[What this task involves]
Filter these entries so that only lines with the word "vårterminen" remain.

[Information supplied]
╔══

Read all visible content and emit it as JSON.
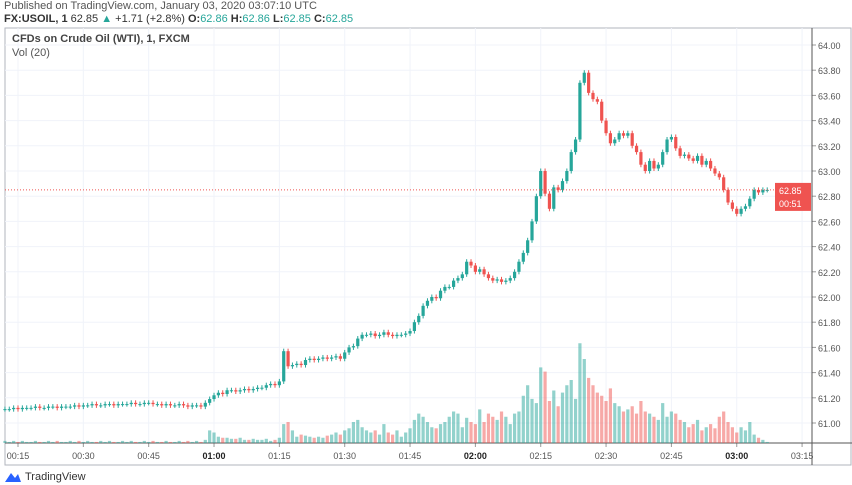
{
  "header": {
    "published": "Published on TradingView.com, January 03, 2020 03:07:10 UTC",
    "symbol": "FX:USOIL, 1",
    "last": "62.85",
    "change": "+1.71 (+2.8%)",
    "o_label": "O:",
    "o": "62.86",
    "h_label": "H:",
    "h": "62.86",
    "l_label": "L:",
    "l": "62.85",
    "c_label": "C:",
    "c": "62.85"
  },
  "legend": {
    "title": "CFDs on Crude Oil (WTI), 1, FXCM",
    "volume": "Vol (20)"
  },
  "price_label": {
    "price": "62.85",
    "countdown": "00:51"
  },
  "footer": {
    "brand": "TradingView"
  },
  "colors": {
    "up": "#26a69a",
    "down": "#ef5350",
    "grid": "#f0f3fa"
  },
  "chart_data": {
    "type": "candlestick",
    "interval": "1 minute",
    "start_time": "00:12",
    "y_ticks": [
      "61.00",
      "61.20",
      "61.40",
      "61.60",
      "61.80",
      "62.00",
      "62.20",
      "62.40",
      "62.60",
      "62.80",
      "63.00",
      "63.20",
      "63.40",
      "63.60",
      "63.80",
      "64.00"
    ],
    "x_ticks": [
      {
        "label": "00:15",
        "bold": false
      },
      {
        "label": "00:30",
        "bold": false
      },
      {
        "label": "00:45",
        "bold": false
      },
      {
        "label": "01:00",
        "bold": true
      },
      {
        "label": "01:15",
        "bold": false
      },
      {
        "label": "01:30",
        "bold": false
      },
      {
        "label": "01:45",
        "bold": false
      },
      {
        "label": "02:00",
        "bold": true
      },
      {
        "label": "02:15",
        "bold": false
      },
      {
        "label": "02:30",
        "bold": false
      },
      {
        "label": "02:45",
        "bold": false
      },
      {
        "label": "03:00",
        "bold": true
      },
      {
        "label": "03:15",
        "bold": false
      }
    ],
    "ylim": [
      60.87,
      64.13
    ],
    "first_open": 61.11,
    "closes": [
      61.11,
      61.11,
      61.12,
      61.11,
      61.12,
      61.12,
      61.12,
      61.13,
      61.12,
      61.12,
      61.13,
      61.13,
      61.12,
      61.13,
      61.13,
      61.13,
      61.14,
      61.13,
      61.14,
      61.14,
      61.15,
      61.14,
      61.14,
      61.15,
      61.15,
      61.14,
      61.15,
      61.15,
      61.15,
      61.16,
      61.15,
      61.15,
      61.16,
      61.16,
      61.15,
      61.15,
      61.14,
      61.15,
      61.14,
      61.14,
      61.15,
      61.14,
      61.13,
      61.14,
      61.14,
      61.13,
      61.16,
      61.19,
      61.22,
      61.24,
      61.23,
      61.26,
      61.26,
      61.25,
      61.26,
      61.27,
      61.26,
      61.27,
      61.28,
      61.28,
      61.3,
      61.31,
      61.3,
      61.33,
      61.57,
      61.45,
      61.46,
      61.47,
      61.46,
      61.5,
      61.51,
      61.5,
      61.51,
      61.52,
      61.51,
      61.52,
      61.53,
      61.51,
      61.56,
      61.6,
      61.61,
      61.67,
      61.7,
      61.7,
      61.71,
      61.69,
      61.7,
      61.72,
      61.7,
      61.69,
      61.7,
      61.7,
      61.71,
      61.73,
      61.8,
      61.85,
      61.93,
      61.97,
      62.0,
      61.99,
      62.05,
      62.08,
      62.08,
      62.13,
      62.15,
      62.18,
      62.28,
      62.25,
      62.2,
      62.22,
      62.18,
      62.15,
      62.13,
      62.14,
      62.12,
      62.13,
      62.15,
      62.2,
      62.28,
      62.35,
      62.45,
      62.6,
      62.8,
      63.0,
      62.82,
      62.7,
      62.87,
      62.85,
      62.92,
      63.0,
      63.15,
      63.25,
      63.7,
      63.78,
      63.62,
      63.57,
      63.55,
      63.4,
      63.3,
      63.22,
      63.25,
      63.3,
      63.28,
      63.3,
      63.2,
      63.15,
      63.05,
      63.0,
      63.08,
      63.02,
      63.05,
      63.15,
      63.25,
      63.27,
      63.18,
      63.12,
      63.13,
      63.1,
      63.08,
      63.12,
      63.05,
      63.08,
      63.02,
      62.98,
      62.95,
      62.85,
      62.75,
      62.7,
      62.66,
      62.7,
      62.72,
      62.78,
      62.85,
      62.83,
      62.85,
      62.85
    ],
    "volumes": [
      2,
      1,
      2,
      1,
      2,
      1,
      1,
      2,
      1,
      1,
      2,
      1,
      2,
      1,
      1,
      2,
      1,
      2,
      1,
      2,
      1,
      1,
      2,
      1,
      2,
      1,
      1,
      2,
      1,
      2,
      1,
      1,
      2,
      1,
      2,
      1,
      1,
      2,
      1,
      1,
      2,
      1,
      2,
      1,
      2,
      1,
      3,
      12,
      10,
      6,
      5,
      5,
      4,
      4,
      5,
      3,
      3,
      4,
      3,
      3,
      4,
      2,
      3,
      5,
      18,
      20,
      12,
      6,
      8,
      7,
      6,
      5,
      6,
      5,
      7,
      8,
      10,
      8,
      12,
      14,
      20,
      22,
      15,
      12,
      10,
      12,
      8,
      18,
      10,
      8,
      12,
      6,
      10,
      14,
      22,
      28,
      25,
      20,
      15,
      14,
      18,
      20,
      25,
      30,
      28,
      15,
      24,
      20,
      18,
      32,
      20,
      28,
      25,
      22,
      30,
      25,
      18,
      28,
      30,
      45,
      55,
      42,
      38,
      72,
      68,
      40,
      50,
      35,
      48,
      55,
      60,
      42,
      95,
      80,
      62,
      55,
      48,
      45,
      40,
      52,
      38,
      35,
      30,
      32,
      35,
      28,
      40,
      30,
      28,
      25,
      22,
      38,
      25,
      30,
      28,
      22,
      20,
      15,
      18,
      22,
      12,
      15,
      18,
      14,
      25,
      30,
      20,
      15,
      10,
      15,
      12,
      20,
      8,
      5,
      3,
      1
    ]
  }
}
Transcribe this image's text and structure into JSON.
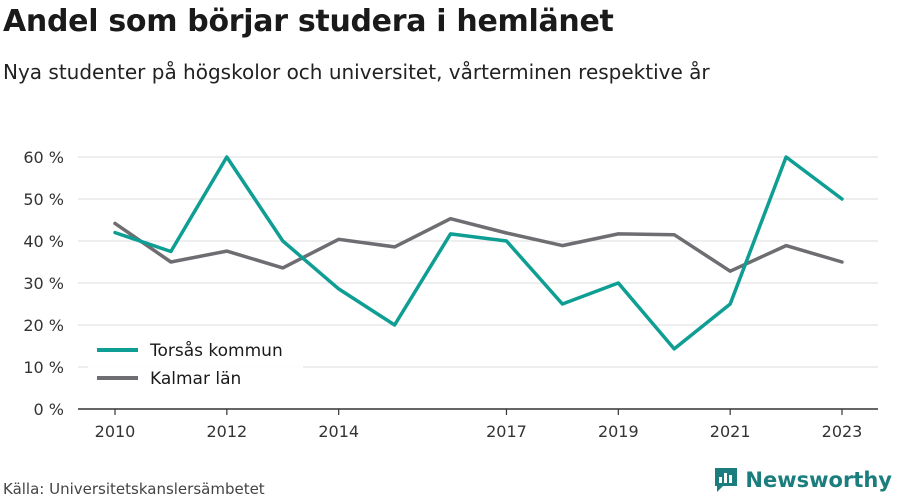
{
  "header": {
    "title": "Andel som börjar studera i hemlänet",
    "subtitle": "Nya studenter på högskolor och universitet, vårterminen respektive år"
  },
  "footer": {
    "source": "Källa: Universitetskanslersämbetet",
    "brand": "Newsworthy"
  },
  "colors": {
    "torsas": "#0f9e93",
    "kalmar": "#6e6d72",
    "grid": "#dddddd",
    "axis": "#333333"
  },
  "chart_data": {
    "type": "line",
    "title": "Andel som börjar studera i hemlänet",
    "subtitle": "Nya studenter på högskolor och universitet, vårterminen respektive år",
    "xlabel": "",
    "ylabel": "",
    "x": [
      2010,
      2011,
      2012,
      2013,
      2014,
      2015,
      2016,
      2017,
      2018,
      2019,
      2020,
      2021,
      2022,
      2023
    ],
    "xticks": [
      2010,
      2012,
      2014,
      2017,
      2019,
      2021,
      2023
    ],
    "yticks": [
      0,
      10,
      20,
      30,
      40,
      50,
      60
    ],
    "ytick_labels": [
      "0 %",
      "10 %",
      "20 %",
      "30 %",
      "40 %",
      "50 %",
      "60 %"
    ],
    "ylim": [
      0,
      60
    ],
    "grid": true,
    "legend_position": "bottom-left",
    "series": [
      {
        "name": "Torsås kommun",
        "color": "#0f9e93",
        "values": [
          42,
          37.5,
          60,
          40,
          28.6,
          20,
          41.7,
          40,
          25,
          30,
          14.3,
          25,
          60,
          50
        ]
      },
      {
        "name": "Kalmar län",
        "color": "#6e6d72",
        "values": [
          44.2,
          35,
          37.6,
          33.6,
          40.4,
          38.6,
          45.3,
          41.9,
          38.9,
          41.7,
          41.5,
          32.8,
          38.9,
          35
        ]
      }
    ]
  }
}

╚══
╔══

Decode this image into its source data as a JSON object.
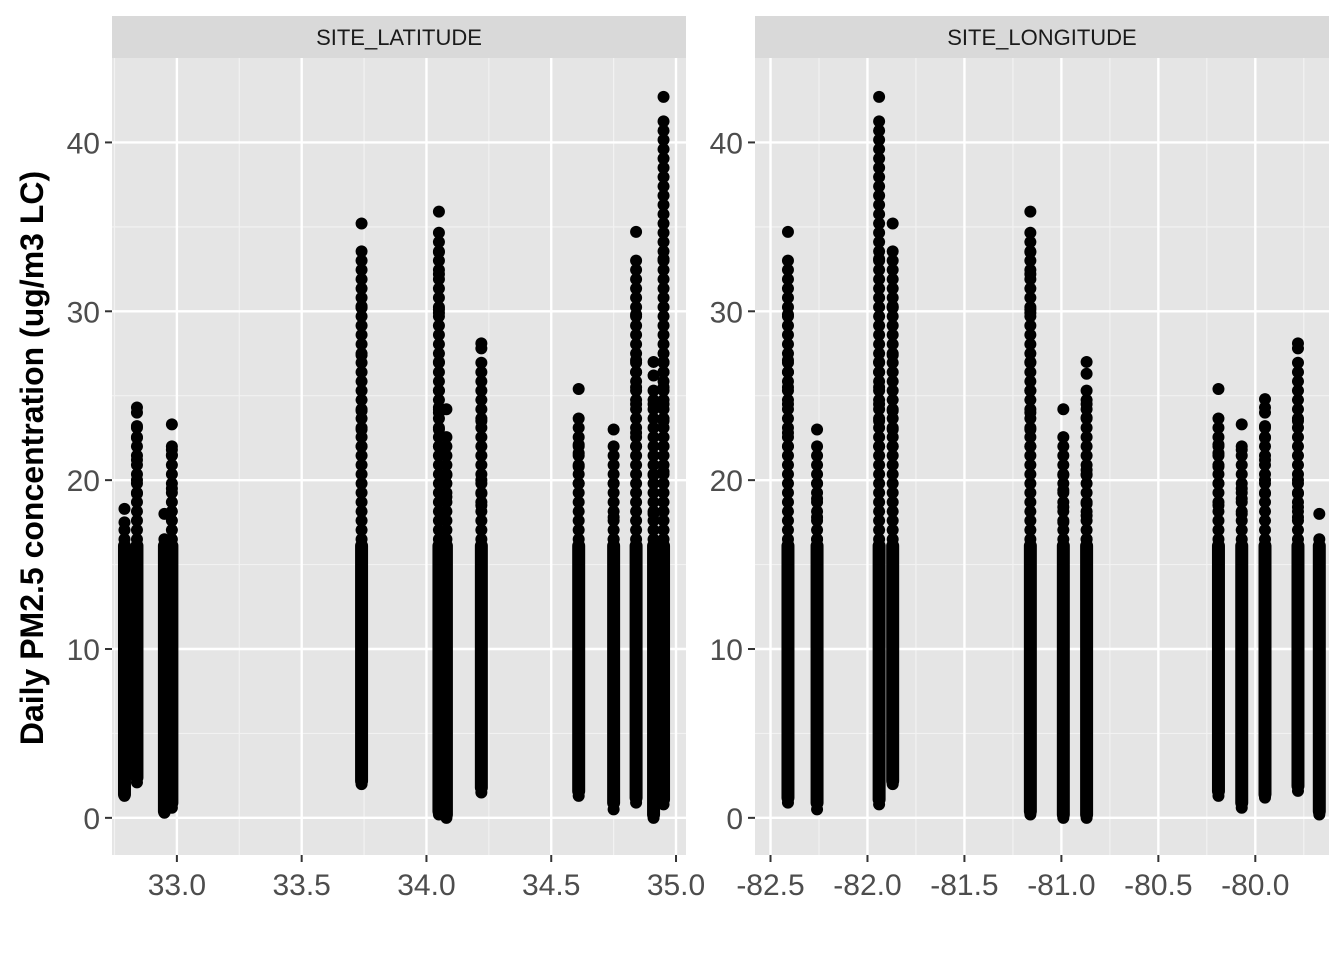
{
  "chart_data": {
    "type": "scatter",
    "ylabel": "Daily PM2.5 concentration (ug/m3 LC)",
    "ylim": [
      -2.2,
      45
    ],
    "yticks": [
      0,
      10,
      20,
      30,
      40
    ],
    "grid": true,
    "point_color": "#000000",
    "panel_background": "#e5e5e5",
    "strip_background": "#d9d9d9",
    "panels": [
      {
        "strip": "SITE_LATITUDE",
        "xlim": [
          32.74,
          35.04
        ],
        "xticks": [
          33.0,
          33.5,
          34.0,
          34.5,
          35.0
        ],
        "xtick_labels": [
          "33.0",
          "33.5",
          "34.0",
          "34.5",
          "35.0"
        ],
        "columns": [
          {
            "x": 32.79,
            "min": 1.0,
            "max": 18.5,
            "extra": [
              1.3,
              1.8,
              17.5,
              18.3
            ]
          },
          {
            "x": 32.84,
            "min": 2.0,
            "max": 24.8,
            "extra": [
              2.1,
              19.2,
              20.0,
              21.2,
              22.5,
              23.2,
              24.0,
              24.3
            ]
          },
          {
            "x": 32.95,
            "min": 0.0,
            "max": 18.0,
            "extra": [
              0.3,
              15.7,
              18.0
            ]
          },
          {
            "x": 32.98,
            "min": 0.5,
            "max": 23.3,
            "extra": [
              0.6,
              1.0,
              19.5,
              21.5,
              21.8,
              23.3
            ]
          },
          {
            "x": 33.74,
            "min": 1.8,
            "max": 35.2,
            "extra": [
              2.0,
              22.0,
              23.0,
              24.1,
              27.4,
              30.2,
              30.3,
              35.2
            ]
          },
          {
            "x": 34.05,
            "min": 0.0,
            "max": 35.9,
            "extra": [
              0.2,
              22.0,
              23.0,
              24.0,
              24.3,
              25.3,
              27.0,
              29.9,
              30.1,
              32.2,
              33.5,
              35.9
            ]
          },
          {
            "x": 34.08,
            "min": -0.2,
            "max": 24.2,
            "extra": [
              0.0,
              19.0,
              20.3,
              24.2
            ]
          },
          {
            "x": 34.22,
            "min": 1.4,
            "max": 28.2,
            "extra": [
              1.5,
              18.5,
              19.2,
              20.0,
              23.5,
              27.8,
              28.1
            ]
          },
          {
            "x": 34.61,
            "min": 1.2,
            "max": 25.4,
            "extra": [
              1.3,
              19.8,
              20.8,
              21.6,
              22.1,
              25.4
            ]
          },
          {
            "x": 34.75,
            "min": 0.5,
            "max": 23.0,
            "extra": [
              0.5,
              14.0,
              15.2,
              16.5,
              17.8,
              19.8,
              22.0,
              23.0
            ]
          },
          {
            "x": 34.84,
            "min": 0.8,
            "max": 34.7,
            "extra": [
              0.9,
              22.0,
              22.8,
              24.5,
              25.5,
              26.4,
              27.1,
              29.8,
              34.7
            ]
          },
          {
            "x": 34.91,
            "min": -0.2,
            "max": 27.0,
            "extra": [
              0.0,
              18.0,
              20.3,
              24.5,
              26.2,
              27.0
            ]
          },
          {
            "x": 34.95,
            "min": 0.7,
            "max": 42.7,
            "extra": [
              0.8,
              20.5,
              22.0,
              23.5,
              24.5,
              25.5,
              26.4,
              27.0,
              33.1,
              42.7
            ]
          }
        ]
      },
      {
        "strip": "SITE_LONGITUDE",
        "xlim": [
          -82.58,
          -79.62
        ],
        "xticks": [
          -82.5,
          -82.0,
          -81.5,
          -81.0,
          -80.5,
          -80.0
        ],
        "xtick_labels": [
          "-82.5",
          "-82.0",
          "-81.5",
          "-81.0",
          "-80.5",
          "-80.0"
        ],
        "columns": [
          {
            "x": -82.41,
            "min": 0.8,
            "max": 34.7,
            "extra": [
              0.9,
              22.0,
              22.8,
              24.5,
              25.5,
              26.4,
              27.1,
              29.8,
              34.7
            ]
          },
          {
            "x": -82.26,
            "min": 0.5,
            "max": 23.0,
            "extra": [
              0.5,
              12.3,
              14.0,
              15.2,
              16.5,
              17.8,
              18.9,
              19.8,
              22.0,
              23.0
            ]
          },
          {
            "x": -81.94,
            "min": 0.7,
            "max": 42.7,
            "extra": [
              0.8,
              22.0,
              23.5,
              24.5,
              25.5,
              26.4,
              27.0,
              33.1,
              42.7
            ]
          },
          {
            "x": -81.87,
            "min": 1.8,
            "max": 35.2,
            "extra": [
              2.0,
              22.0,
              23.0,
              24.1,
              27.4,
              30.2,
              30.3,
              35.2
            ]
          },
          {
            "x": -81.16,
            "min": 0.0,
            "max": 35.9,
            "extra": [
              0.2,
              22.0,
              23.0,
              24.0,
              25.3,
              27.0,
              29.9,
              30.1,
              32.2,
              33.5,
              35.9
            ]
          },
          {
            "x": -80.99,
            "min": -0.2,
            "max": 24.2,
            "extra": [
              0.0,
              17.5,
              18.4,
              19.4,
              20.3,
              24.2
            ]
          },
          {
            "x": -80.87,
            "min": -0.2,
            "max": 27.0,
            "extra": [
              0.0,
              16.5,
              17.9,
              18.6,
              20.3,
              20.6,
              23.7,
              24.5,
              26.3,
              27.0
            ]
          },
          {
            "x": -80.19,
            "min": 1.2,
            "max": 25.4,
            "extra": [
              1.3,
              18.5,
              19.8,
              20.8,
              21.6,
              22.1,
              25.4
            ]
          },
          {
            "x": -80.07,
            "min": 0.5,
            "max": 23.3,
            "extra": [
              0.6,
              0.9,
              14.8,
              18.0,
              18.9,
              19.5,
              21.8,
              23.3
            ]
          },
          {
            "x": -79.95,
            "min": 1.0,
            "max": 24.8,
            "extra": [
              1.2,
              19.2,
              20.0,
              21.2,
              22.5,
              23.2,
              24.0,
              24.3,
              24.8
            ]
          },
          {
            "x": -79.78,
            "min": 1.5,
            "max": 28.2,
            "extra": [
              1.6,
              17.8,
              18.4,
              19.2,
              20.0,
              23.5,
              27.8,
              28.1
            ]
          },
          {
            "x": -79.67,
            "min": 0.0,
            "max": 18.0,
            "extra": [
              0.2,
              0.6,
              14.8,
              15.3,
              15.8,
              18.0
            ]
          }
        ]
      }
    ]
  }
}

╚══
╔══

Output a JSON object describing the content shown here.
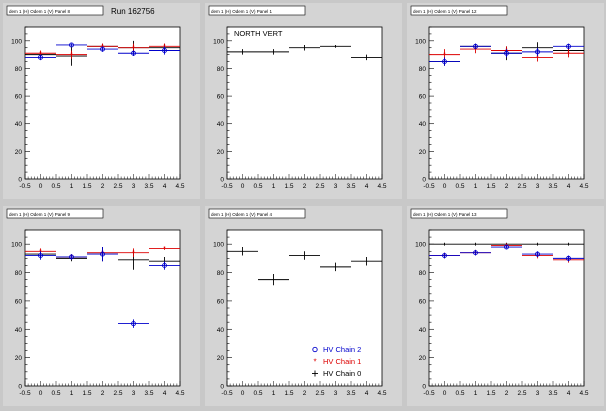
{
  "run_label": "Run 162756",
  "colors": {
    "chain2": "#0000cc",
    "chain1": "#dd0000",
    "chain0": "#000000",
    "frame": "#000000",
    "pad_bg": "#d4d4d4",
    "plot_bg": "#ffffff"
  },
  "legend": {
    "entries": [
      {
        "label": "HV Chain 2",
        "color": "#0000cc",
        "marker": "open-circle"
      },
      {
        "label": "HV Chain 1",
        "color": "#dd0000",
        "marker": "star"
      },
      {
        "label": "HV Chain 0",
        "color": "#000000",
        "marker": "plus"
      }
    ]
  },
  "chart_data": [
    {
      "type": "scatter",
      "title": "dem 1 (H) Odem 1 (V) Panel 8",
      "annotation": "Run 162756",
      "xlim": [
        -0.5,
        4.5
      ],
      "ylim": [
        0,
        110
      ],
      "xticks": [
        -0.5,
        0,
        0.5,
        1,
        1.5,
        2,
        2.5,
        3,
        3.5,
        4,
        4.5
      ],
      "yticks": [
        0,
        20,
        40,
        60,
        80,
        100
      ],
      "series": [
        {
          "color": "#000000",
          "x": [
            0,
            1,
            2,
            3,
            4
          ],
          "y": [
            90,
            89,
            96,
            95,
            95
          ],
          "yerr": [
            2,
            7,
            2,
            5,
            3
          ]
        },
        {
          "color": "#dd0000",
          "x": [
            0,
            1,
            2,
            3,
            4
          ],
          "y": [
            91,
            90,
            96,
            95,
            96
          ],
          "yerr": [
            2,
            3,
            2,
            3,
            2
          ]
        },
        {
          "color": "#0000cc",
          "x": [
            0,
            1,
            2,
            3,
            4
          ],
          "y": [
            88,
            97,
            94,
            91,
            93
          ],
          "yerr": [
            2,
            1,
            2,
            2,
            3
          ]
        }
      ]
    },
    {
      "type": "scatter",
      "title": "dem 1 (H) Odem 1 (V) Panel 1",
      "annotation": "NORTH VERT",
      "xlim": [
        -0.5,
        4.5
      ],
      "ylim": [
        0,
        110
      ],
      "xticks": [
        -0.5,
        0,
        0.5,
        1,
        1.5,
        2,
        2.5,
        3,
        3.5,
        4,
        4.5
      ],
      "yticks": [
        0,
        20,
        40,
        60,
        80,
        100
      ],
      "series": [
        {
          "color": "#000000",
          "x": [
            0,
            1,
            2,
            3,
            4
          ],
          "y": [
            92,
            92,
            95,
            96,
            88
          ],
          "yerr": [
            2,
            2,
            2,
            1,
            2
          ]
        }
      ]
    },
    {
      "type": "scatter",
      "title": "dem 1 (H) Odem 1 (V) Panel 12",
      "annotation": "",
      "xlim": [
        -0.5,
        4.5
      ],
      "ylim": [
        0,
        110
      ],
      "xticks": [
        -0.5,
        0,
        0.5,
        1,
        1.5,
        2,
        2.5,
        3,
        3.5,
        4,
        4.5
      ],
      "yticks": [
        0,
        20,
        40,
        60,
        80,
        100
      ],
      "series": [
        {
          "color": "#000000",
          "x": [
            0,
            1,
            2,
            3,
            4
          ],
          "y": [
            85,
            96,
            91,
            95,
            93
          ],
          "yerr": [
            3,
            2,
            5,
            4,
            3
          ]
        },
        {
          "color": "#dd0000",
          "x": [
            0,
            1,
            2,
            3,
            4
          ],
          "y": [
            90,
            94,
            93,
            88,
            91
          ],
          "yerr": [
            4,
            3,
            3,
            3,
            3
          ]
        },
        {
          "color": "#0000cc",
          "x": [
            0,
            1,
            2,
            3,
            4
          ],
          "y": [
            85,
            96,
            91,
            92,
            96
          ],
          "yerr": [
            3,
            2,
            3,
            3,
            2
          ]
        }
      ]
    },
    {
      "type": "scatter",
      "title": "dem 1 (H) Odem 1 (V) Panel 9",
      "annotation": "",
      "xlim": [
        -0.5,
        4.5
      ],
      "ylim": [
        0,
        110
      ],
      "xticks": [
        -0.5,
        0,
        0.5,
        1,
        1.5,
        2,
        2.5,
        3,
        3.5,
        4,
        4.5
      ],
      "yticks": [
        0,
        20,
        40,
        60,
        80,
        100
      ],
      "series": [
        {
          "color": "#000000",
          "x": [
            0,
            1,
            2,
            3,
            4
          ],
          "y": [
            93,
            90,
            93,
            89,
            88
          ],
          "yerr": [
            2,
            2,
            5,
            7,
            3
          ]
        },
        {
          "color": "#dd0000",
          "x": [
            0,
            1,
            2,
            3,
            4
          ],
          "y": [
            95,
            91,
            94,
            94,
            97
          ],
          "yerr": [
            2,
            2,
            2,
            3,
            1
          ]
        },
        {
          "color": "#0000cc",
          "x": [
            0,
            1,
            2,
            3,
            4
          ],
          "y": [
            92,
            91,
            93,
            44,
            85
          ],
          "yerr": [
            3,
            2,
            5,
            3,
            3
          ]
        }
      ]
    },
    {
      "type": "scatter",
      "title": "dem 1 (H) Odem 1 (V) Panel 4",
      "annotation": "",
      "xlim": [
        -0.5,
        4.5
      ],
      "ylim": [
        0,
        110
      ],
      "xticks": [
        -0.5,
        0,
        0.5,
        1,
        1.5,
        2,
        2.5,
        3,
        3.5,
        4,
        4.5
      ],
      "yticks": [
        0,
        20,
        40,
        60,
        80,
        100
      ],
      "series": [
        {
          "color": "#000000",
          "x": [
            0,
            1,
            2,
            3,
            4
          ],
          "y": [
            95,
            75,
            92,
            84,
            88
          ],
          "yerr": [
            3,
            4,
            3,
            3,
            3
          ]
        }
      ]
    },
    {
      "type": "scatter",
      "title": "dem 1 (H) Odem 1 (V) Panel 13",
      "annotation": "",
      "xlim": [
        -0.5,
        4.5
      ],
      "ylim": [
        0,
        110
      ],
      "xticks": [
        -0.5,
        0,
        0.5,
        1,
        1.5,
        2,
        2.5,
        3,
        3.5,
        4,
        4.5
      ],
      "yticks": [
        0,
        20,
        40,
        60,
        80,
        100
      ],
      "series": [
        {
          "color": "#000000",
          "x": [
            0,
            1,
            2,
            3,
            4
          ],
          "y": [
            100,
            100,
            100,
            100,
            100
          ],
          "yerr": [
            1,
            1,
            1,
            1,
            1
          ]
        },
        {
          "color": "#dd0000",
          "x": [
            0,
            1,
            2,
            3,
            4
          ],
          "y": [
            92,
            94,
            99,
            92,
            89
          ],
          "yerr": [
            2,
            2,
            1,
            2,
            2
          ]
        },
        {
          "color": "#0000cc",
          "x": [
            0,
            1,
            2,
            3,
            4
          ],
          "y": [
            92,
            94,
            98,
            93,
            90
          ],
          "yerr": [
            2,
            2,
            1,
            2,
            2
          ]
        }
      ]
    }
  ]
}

╚══

[Full solution]
    "subtitle": "Nya studenter på högskolor och universitet, vårterminen respektive år"
    "subtitle": "Nya studenter på högskolor och universitet, vårterminen respektive år",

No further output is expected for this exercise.